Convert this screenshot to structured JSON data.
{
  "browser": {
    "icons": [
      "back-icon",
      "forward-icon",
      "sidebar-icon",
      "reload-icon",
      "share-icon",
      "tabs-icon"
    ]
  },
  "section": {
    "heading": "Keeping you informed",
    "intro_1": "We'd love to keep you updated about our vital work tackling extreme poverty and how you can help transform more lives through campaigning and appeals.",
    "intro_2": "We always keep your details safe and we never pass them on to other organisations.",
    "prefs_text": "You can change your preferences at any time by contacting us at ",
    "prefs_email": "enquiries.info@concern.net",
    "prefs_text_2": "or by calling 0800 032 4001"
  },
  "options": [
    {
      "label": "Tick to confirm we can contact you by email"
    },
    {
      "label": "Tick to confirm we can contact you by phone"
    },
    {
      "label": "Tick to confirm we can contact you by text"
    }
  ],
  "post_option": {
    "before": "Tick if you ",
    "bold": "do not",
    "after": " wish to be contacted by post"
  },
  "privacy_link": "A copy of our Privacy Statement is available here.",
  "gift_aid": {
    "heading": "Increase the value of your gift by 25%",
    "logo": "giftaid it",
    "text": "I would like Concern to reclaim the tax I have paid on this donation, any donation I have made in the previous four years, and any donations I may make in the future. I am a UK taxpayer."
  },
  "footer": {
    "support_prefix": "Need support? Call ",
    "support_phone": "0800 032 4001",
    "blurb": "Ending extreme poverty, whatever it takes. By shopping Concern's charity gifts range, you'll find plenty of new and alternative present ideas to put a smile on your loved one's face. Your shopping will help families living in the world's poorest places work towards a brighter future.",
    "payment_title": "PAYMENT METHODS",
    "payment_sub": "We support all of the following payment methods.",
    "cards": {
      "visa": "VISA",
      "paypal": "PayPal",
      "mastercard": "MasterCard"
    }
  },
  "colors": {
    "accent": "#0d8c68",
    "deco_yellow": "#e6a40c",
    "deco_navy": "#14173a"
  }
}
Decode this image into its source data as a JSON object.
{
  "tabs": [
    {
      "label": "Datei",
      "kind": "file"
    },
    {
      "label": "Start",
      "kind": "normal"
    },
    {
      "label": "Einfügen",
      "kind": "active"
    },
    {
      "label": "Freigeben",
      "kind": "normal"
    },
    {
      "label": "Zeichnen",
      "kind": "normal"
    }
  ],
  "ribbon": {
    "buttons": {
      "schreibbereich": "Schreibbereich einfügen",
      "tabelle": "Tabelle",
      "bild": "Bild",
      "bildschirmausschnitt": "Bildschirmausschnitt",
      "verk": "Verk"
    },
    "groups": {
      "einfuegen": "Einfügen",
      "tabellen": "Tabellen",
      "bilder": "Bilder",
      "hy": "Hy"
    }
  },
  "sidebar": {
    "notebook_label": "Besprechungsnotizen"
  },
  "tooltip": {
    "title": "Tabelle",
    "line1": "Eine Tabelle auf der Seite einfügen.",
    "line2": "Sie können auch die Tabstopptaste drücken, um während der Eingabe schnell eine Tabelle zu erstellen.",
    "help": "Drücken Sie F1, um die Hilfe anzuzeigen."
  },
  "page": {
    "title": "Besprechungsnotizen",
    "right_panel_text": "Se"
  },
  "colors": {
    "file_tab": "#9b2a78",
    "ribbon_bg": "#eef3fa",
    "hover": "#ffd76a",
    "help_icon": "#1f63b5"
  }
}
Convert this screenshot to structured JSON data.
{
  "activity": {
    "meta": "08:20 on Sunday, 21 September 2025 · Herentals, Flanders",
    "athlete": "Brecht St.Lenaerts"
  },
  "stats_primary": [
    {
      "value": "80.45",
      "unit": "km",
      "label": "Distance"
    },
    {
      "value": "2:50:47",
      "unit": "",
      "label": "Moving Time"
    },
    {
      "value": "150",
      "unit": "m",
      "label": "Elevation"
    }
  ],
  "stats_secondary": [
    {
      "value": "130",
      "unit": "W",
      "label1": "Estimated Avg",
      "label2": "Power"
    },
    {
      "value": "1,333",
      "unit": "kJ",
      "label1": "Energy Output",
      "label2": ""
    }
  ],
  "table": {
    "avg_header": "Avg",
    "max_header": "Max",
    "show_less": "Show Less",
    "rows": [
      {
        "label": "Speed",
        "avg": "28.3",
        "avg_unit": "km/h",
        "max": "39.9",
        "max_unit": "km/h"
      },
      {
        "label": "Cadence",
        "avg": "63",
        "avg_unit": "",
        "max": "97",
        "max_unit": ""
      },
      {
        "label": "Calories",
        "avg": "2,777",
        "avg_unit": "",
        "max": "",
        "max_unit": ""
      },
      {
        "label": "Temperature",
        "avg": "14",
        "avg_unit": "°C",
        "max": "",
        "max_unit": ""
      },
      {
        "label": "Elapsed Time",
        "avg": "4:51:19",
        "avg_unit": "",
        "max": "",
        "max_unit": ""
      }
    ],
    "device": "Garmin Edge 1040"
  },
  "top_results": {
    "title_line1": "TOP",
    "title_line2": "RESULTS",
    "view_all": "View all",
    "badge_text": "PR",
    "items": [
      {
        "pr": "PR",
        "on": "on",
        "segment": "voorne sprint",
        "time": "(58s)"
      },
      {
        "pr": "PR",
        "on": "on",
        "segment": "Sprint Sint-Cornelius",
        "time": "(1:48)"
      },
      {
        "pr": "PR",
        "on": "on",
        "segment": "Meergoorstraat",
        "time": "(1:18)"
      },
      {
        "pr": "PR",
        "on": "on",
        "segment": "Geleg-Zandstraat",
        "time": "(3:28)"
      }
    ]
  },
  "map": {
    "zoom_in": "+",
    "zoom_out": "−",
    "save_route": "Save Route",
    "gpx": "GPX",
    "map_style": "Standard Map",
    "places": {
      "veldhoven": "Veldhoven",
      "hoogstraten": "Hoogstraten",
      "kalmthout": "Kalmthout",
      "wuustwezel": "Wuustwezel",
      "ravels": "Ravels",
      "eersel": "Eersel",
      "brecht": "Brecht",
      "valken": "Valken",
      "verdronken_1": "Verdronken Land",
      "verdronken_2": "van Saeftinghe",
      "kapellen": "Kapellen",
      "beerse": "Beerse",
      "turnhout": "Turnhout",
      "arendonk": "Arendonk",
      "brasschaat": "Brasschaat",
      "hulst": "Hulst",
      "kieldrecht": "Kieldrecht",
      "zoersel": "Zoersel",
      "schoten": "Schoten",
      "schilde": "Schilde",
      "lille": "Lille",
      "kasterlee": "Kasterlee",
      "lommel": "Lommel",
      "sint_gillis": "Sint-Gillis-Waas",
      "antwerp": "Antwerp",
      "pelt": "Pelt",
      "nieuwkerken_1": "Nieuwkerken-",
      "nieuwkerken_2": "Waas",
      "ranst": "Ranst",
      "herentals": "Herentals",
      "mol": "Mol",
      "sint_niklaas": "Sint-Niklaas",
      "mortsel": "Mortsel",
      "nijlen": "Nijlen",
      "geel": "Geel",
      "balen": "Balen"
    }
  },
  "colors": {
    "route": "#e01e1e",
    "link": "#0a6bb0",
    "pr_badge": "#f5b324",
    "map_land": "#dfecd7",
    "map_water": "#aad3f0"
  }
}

→ **GIVEN INSTRUCTION**:
Quote the material exactly, leaving nothing out.

→ **SOLUTION FOR THIS PROBLEM**:
Convert this screenshot to structured JSON data.
{
  "browser": {
    "icons": [
      "back-icon",
      "forward-icon",
      "sidebar-icon",
      "reload-icon",
      "share-icon",
      "tabs-icon"
    ]
  },
  "section": {
    "heading": "Keeping you informed",
    "intro_1": "We'd love to keep you updated about our vital work tackling extreme poverty and how you can help transform more lives through campaigning and appeals.",
    "intro_2": "We always keep your details safe and we never pass them on to other organisations.",
    "prefs_text": "You can change your preferences at any time by contacting us at ",
    "prefs_email": "enquiries.info@concern.net",
    "prefs_text_2": "or by calling 0800 032 4001"
  },
  "options": [
    {
      "label": "Tick to confirm we can contact you by email"
    },
    {
      "label": "Tick to confirm we can contact you by phone"
    },
    {
      "label": "Tick to confirm we can contact you by text"
    }
  ],
  "post_option": {
    "before": "Tick if you ",
    "bold": "do not",
    "after": " wish to be contacted by post"
  },
  "privacy_link": "A copy of our Privacy Statement is available here.",
  "gift_aid": {
    "heading": "Increase the value of your gift by 25%",
    "logo": "giftaid it",
    "text": "I would like Concern to reclaim the tax I have paid on this donation, any donation I have made in the previous four years, and any donations I may make in the future. I am a UK taxpayer."
  },
  "footer": {
    "support_prefix": "Need support? Call ",
    "support_phone": "0800 032 4001",
    "blurb": "Ending extreme poverty, whatever it takes. By shopping Concern's charity gifts range, you'll find plenty of new and alternative present ideas to put a smile on your loved one's face. Your shopping will help families living in the world's poorest places work towards a brighter future.",
    "payment_title": "PAYMENT METHODS",
    "payment_sub": "We support all of the following payment methods.",
    "cards": {
      "visa": "VISA",
      "paypal": "PayPal",
      "mastercard": "MasterCard"
    }
  },
  "colors": {
    "accent": "#0d8c68",
    "deco_yellow": "#e6a40c",
    "deco_navy": "#14173a"
  }
}
Decode this image into its source data as a JSON object.
{
  "tabs": [
    {
      "label": "Datei",
      "kind": "file"
    },
    {
      "label": "Start",
      "kind": "normal"
    },
    {
      "label": "Einfügen",
      "kind": "active"
    },
    {
      "label": "Freigeben",
      "kind": "normal"
    },
    {
      "label": "Zeichnen",
      "kind": "normal"
    }
  ],
  "ribbon": {
    "buttons": {
      "schreibbereich": "Schreibbereich einfügen",
      "tabelle": "Tabelle",
      "bild": "Bild",
      "bildschirmausschnitt": "Bildschirmausschnitt",
      "verk": "Verk"
    },
    "groups": {
      "einfuegen": "Einfügen",
      "tabellen": "Tabellen",
      "bilder": "Bilder",
      "hy": "Hy"
    }
  },
  "sidebar": {
    "notebook_label": "Besprechungsnotizen"
  },
  "tooltip": {
    "title": "Tabelle",
    "line1": "Eine Tabelle auf der Seite einfügen.",
    "line2": "Sie können auch die Tabstopptaste drücken, um während der Eingabe schnell eine Tabelle zu erstellen.",
    "help": "Drücken Sie F1, um die Hilfe anzuzeigen."
  },
  "page": {
    "title": "Besprechungsnotizen",
    "right_panel_text": "Se"
  },
  "colors": {
    "file_tab": "#9b2a78",
    "ribbon_bg": "#eef3fa",
    "hover": "#ffd76a",
    "help_icon": "#1f63b5"
  }
}
Convert this screenshot to structured JSON data.
{
  "activity": {
    "meta": "08:20 on Sunday, 21 September 2025 · Herentals, Flanders",
    "athlete": "Brecht St.Lenaerts"
  },
  "stats_primary": [
    {
      "value": "80.45",
      "unit": "km",
      "label": "Distance"
    },
    {
      "value": "2:50:47",
      "unit": "",
      "label": "Moving Time"
    },
    {
      "value": "150",
      "unit": "m",
      "label": "Elevation"
    }
  ],
  "stats_secondary": [
    {
      "value": "130",
      "unit": "W",
      "label1": "Estimated Avg",
      "label2": "Power"
    },
    {
      "value": "1,333",
      "unit": "kJ",
      "label1": "Energy Output",
      "label2": ""
    }
  ],
  "table": {
    "avg_header": "Avg",
    "max_header": "Max",
    "show_less": "Show Less",
    "rows": [
      {
        "label": "Speed",
        "avg": "28.3",
        "avg_unit": "km/h",
        "max": "39.9",
        "max_unit": "km/h"
      },
      {
        "label": "Cadence",
        "avg": "63",
        "avg_unit": "",
        "max": "97",
        "max_unit": ""
      },
      {
        "label": "Calories",
        "avg": "2,777",
        "avg_unit": "",
        "max": "",
        "max_unit": ""
      },
      {
        "label": "Temperature",
        "avg": "14",
        "avg_unit": "°C",
        "max": "",
        "max_unit": ""
      },
      {
        "label": "Elapsed Time",
        "avg": "4:51:19",
        "avg_unit": "",
        "max": "",
        "max_unit": ""
      }
    ],
    "device": "Garmin Edge 1040"
  },
  "top_results": {
    "title_line1": "TOP",
    "title_line2": "RESULTS",
    "view_all": "View all",
    "badge_text": "PR",
    "items": [
      {
        "pr": "PR",
        "on": "on",
        "segment": "voorne sprint",
        "time": "(58s)"
      },
      {
        "pr": "PR",
        "on": "on",
        "segment": "Sprint Sint-Cornelius",
        "time": "(1:48)"
      },
      {
        "pr": "PR",
        "on": "on",
        "segment": "Meergoorstraat",
        "time": "(1:18)"
      },
      {
        "pr": "PR",
        "on": "on",
        "segment": "Geleg-Zandstraat",
        "time": "(3:28)"
      }
    ]
  },
  "map": {
    "zoom_in": "+",
    "zoom_out": "−",
    "save_route": "Save Route",
    "gpx": "GPX",
    "map_style": "Standard Map",
    "places": {
      "veldhoven": "Veldhoven",
      "hoogstraten": "Hoogstraten",
      "kalmthout": "Kalmthout",
      "wuustwezel": "Wuustwezel",
      "ravels": "Ravels",
      "eersel": "Eersel",
      "brecht": "Brecht",
      "valken": "Valken",
      "verdronken_1": "Verdronken Land",
      "verdronken_2": "van Saeftinghe",
      "kapellen": "Kapellen",
      "beerse": "Beerse",
      "turnhout": "Turnhout",
      "arendonk": "Arendonk",
      "brasschaat": "Brasschaat",
      "hulst": "Hulst",
      "kieldrecht": "Kieldrecht",
      "zoersel": "Zoersel",
      "schoten": "Schoten",
      "schilde": "Schilde",
      "lille": "Lille",
      "kasterlee": "Kasterlee",
      "lommel": "Lommel",
      "sint_gillis": "Sint-Gillis-Waas",
      "antwerp": "Antwerp",
      "pelt": "Pelt",
      "nieuwkerken_1": "Nieuwkerken-",
      "nieuwkerken_2": "Waas",
      "ranst": "Ranst",
      "herentals": "Herentals",
      "mol": "Mol",
      "sint_niklaas": "Sint-Niklaas",
      "mortsel": "Mortsel",
      "nijlen": "Nijlen",
      "geel": "Geel",
      "balen": "Balen"
    }
  },
  "colors": {
    "route": "#e01e1e",
    "link": "#0a6bb0",
    "pr_badge": "#f5b324",
    "map_land": "#dfecd7",
    "map_water": "#aad3f0"
  }
}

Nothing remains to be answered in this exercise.